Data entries
Start

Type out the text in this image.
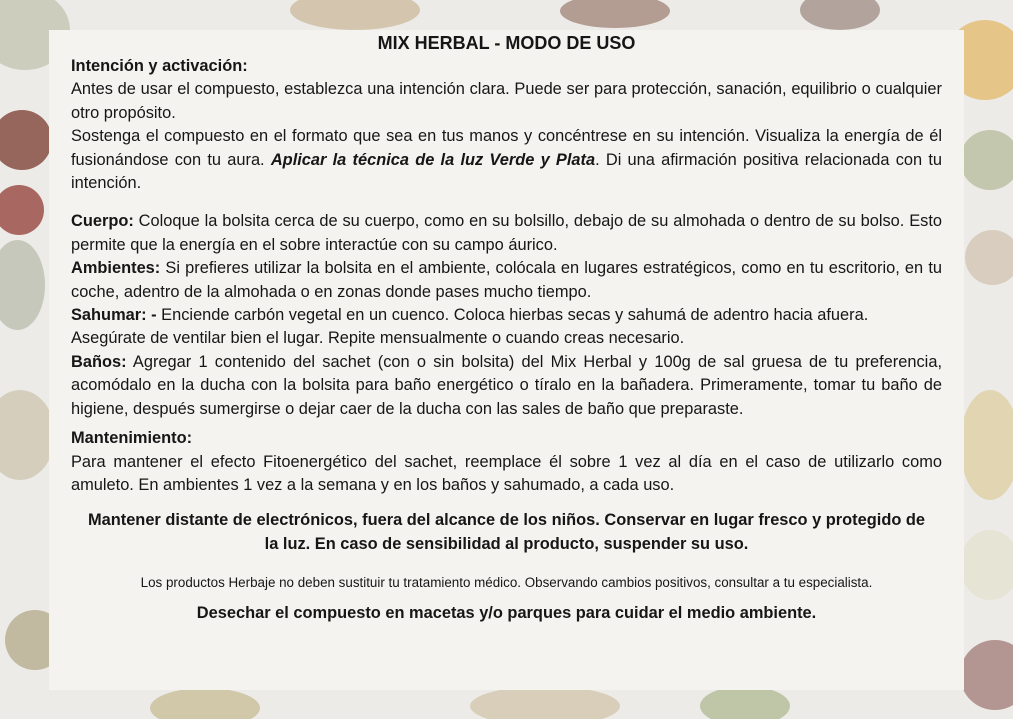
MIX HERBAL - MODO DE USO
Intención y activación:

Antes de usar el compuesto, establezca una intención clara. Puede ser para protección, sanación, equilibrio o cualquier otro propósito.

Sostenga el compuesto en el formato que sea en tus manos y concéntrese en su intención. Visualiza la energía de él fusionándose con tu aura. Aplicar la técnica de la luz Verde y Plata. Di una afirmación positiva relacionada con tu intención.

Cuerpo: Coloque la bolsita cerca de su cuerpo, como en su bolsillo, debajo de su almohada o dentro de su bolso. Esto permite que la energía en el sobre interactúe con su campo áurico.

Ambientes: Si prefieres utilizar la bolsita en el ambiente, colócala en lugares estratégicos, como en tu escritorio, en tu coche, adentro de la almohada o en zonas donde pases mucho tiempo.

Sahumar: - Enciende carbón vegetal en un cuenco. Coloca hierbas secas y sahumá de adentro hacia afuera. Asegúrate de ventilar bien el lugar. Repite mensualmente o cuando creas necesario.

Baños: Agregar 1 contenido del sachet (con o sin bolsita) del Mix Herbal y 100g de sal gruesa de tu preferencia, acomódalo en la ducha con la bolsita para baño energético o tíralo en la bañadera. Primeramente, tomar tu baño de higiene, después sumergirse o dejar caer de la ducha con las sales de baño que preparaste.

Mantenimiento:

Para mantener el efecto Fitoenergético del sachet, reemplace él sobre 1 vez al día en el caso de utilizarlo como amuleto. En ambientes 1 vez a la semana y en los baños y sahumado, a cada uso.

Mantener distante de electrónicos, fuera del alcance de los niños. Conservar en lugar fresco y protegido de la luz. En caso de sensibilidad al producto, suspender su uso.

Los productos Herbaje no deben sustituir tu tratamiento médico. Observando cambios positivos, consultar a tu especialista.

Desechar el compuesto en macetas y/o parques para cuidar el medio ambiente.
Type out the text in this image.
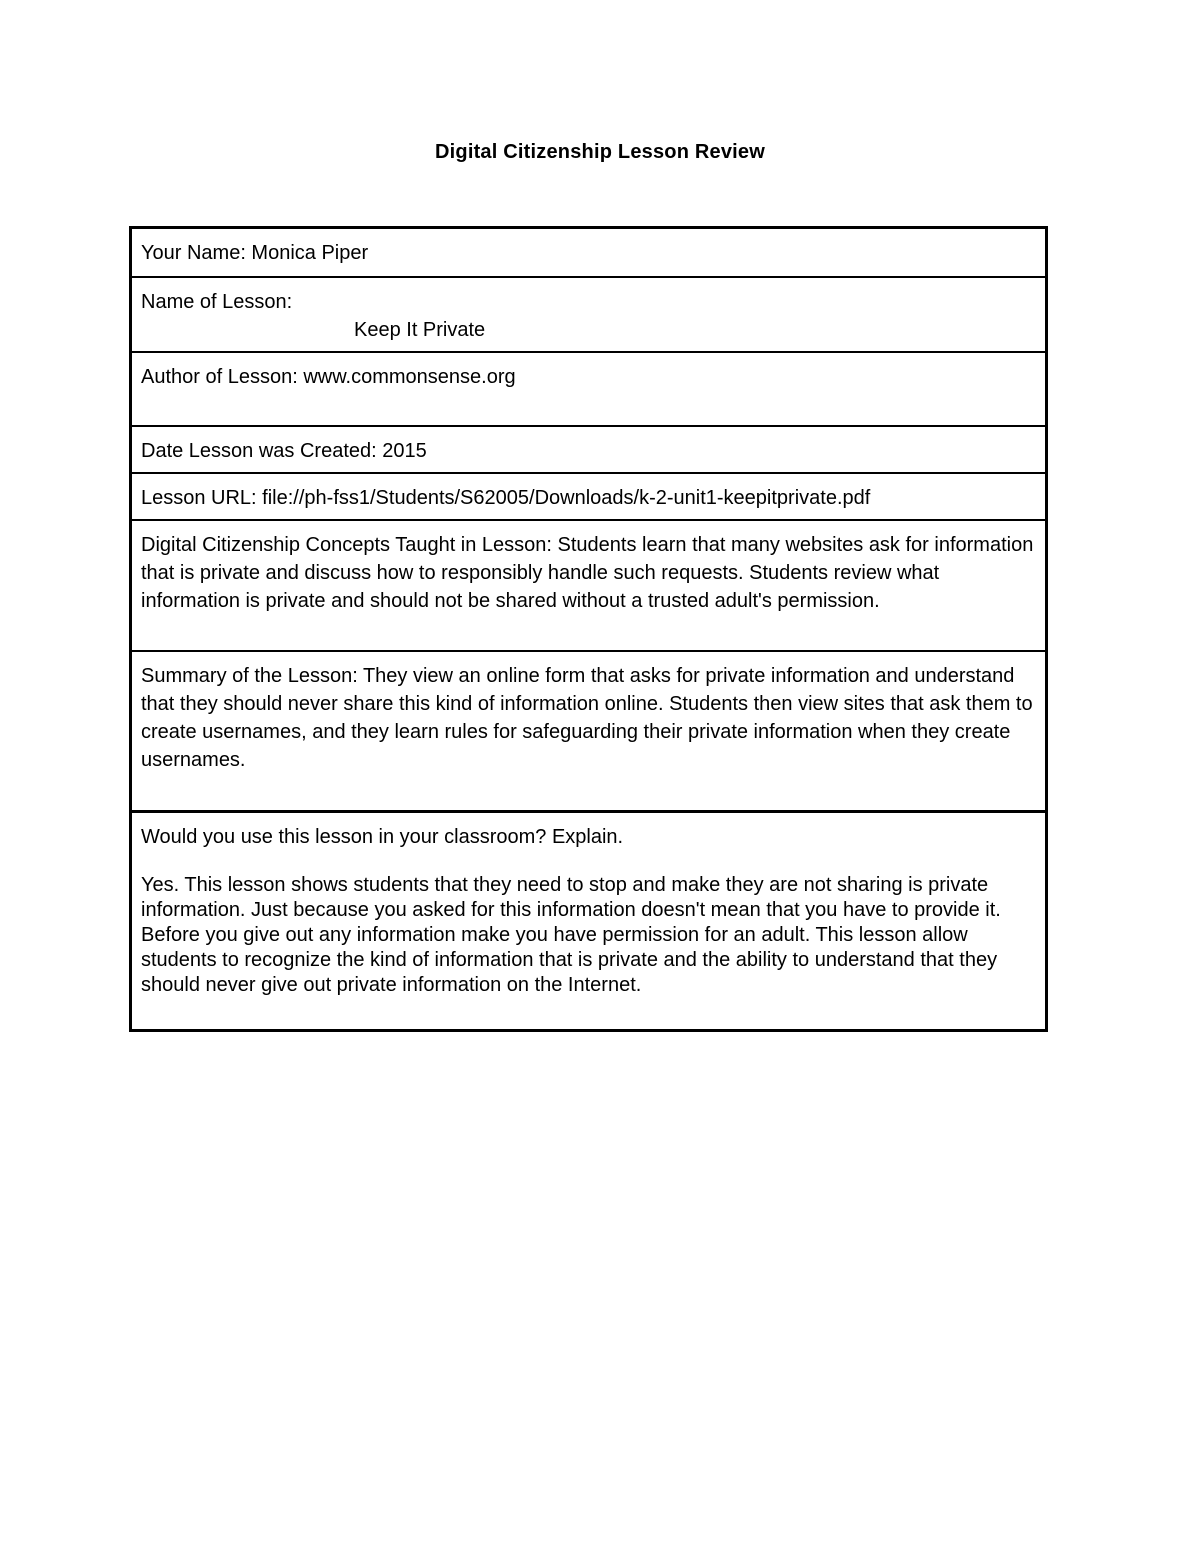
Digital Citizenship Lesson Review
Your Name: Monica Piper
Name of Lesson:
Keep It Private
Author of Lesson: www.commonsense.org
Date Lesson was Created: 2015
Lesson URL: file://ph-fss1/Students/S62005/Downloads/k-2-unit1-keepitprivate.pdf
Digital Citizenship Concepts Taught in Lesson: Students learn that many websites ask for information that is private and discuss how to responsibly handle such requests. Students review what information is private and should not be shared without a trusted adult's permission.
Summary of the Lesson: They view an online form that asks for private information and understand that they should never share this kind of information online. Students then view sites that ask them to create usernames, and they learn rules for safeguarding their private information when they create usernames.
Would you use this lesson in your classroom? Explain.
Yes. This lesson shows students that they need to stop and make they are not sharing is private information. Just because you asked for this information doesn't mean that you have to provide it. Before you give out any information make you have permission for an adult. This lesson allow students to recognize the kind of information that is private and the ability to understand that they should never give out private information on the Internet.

End

Give the number of lines that carry the word "never", with nothing added.

2